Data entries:
------------------------------------------------------------------------

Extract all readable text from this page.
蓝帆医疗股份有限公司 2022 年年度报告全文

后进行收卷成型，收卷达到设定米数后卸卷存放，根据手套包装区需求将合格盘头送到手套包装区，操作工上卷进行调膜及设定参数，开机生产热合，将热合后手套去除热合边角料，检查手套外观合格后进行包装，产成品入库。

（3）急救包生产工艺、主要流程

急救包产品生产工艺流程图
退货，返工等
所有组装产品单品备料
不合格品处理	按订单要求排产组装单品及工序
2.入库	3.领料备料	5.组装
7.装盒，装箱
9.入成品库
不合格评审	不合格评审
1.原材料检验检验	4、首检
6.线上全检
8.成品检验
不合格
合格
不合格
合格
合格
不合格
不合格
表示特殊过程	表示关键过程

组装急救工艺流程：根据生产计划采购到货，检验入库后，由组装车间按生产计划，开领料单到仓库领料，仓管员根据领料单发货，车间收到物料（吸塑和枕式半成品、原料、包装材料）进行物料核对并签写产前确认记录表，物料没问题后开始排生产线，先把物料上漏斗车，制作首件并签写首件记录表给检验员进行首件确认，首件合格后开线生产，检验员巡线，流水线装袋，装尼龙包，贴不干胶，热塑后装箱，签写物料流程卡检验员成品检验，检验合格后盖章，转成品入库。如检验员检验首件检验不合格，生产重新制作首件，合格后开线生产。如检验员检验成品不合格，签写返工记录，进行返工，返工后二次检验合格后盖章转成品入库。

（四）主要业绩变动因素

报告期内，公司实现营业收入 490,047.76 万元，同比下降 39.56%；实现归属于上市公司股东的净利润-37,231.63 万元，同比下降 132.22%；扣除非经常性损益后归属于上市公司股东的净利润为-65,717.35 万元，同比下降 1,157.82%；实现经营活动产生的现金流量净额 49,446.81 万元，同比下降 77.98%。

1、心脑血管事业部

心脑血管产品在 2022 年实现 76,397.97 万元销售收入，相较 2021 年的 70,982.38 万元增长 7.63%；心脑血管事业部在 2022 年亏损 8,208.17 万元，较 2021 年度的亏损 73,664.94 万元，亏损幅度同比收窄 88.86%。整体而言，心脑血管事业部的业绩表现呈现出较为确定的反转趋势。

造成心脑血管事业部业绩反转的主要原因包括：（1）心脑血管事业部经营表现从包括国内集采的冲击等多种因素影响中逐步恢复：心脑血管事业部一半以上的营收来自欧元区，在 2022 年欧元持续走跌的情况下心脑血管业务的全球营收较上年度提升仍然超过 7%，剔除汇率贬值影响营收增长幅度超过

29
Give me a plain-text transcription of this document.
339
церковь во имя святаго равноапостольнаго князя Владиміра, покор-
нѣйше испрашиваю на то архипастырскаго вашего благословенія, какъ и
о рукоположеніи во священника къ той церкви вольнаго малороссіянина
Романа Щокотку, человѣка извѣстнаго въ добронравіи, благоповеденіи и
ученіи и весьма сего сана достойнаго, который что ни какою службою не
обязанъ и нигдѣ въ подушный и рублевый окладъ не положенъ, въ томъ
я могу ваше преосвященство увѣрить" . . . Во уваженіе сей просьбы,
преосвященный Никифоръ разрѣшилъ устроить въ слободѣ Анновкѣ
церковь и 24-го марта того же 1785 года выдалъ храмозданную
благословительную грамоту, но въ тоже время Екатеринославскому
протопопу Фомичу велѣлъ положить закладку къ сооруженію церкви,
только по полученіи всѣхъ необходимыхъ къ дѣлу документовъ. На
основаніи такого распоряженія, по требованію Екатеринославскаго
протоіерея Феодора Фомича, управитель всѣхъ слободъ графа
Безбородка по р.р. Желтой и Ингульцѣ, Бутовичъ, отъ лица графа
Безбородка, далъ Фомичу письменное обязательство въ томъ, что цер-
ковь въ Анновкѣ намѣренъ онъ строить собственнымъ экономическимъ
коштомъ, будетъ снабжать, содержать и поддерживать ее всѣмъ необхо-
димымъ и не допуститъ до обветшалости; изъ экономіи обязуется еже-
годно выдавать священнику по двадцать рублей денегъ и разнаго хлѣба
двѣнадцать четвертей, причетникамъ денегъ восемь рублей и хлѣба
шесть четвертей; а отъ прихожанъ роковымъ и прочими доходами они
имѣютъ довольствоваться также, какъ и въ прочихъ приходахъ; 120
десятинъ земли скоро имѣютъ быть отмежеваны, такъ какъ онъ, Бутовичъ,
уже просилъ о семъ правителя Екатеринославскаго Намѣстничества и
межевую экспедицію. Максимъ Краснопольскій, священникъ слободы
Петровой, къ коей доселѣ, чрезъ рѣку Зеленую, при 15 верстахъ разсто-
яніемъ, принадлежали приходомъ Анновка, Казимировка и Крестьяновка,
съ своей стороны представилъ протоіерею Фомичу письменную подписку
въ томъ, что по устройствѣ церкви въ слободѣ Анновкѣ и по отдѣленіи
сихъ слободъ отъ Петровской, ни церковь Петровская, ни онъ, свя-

------------------------------------------------------------------------

**Work to be completed**.
Go through the entries above and pull out each line with "text" in it.

**Answer to this task**.
Extract all readable text from this page.
Give me a plain-text transcription of this document.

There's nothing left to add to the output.